[Saved entries]
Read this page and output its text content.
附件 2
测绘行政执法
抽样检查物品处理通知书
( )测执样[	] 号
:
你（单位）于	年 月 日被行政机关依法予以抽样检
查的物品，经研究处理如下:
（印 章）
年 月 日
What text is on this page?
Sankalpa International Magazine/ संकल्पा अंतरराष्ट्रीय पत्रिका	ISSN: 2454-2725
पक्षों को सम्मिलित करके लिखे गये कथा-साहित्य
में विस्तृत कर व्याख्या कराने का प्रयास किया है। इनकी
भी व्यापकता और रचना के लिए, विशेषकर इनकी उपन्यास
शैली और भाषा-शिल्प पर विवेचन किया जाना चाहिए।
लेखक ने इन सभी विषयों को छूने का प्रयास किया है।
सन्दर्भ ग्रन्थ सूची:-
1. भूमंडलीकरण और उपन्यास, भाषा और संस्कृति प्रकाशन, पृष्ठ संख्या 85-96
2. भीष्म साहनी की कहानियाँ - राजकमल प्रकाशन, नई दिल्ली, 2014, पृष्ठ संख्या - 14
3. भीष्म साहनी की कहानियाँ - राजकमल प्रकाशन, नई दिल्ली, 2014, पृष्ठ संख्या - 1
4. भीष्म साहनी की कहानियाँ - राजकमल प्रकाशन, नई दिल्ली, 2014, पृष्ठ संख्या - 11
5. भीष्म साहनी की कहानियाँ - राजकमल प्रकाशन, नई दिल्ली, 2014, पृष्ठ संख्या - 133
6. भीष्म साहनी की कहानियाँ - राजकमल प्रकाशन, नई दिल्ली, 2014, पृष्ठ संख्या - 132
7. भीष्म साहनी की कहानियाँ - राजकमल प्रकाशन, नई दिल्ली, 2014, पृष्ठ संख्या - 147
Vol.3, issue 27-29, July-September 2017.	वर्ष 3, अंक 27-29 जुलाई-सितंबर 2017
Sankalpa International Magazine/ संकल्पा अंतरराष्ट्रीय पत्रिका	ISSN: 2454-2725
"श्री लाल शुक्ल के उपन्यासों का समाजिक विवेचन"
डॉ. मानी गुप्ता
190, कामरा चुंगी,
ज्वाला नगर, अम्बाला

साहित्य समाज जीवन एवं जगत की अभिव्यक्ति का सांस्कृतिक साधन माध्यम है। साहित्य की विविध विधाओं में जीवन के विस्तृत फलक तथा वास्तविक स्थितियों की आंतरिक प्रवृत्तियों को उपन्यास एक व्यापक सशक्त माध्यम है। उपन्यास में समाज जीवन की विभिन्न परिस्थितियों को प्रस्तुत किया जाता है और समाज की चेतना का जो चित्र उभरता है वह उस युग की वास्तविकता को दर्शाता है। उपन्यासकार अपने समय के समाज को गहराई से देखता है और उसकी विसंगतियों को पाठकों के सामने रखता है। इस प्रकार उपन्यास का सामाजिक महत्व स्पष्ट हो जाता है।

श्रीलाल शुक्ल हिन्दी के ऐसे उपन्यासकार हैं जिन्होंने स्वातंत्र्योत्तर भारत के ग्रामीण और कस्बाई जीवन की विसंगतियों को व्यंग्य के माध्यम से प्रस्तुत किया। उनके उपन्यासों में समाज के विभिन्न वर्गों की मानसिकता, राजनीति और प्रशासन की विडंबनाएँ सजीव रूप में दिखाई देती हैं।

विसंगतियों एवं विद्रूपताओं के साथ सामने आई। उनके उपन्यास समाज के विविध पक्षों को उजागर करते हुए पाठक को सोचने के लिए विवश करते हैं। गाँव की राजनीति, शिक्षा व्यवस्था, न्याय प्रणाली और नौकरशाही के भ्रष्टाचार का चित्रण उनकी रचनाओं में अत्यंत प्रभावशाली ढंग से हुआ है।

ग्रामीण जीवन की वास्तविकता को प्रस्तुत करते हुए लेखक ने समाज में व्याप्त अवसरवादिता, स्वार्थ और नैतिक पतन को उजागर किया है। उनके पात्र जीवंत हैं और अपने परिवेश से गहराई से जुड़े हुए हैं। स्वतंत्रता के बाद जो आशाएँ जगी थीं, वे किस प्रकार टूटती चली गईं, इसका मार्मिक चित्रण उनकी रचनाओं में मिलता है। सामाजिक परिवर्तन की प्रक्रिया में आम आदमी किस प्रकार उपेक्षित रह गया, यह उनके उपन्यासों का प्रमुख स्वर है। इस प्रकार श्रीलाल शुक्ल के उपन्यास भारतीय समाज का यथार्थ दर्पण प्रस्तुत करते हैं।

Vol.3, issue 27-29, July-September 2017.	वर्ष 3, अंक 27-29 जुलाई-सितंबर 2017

Your goal »
Copy each line of the listing in which the word "text" can be found.

Task solution »
Read this page and output its text content.
What text is on this page?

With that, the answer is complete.